_Directions for this task_: Within this material, how many lines have the string "Trade" in them? The answer is a number, with nothing added.

(Items from a data source)
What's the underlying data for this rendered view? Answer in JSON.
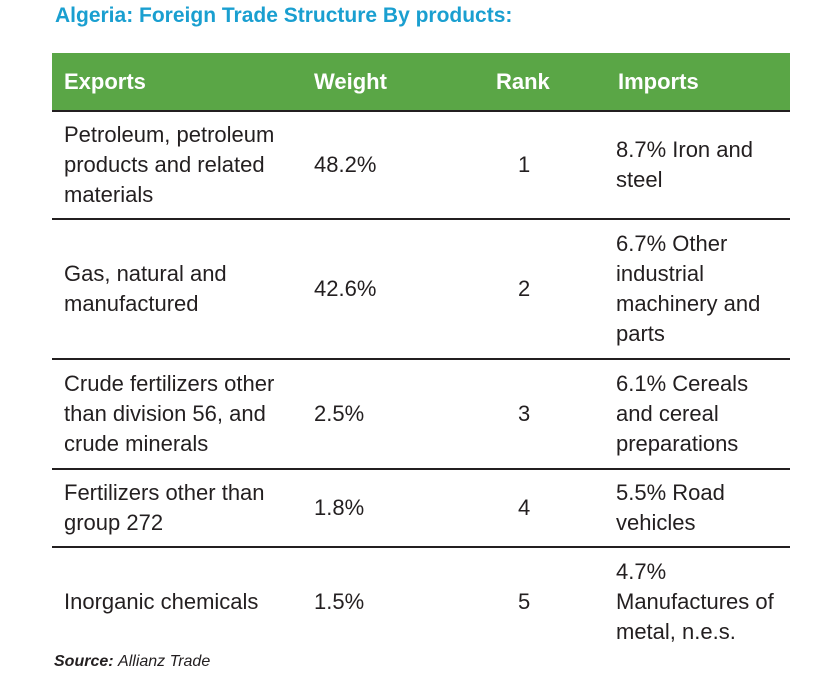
{
  "title": "Algeria: Foreign Trade Structure By products:",
  "table": {
    "headers": [
      "Exports",
      "Weight",
      "Rank",
      "Imports"
    ],
    "rows": [
      {
        "export": "Petroleum, petroleum products and related materials",
        "weight": "48.2%",
        "rank": "1",
        "import": "8.7% Iron and steel"
      },
      {
        "export": "Gas, natural and manufactured",
        "weight": "42.6%",
        "rank": "2",
        "import": "6.7% Other industrial machinery and parts"
      },
      {
        "export": "Crude fertilizers other than division 56, and crude minerals",
        "weight": "2.5%",
        "rank": "3",
        "import": "6.1% Cereals and cereal preparations"
      },
      {
        "export": "Fertilizers other than group 272",
        "weight": "1.8%",
        "rank": "4",
        "import": "5.5% Road vehicles"
      },
      {
        "export": "Inorganic chemicals",
        "weight": "1.5%",
        "rank": "5",
        "import": "4.7% Manufactures of metal, n.e.s."
      }
    ]
  },
  "source": {
    "label": "Source:",
    "value": "Allianz Trade"
  },
  "colors": {
    "title": "#1a9fd0",
    "header_bg": "#5aa646",
    "rule": "#231f20"
  }
}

_Problem solution_: 2